**DESCRIPTION OF THE TASK:** From the listing, collect all lines containing the word "color".

**RECORD EXTRACTS:**
....

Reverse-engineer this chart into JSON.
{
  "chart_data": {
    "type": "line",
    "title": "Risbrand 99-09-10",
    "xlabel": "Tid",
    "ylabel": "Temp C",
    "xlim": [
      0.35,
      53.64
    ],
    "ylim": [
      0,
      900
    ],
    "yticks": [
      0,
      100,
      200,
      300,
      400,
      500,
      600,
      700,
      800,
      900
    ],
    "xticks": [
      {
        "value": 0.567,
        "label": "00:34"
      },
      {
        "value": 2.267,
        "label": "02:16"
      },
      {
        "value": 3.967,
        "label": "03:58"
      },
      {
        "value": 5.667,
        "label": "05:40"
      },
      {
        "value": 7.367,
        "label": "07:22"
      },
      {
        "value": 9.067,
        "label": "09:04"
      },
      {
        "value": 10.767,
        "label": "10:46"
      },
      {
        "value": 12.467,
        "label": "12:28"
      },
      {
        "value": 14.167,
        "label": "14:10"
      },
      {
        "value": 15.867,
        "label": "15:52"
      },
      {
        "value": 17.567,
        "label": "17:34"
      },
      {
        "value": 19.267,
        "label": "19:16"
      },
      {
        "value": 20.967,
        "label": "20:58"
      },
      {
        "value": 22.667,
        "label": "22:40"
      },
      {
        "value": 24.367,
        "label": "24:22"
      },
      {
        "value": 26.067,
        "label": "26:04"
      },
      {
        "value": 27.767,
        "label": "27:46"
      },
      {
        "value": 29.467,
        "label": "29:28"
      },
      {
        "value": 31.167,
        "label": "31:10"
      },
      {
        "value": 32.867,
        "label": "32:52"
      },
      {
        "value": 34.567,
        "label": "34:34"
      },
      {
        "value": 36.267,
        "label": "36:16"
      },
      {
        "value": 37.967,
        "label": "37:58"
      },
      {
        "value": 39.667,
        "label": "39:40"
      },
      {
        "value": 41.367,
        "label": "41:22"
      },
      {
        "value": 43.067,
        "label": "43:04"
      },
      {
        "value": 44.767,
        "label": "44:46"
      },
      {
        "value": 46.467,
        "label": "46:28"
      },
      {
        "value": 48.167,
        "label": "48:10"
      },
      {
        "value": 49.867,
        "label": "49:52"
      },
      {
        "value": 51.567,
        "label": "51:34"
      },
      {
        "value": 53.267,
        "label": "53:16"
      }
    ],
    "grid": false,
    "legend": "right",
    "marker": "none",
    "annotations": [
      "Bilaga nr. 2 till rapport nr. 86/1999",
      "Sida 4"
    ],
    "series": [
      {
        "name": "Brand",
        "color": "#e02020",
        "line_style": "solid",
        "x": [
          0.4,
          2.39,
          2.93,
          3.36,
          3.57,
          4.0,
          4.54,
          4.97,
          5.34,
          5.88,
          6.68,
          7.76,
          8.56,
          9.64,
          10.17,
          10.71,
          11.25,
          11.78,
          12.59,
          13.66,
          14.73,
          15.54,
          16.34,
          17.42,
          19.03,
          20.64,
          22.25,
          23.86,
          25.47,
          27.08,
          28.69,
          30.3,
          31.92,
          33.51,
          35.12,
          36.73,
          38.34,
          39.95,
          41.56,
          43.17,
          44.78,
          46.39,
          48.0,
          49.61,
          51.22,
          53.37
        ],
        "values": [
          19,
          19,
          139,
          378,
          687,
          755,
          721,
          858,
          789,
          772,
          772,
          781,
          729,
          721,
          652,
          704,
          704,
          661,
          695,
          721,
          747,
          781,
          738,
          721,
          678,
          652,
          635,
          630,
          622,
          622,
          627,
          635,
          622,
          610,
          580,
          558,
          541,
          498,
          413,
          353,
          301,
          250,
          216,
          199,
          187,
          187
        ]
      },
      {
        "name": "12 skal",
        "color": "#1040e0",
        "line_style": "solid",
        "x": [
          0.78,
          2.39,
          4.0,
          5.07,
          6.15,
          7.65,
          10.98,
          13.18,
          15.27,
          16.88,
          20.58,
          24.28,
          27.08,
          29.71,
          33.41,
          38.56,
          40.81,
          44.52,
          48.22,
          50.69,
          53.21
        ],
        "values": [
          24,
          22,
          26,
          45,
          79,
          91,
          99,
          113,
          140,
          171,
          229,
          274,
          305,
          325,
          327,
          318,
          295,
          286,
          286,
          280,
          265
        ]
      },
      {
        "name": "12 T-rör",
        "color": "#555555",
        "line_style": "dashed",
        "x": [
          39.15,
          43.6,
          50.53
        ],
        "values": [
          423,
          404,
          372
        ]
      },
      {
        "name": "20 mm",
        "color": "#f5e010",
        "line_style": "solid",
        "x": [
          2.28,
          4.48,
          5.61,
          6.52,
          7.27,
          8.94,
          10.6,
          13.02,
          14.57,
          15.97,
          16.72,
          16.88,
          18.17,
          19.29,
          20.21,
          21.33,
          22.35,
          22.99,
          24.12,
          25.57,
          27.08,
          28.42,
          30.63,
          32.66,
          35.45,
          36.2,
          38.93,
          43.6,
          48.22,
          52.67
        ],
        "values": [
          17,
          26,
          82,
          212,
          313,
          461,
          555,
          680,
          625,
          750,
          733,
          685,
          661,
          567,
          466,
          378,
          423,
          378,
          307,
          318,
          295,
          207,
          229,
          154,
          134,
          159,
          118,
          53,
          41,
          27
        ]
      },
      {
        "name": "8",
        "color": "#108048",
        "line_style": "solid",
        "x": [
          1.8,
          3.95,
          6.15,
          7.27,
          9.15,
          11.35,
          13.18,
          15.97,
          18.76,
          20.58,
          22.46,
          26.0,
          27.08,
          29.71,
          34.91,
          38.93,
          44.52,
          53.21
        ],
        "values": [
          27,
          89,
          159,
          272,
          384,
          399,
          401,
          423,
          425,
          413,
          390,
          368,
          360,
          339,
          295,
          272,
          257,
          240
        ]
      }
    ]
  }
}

....

**RESULT FOR THIS EXERCISE:**
        "color": "#e02020",
        "color": "#1040e0",
        "color": "#555555",
        "color": "#f5e010",
        "color": "#108048",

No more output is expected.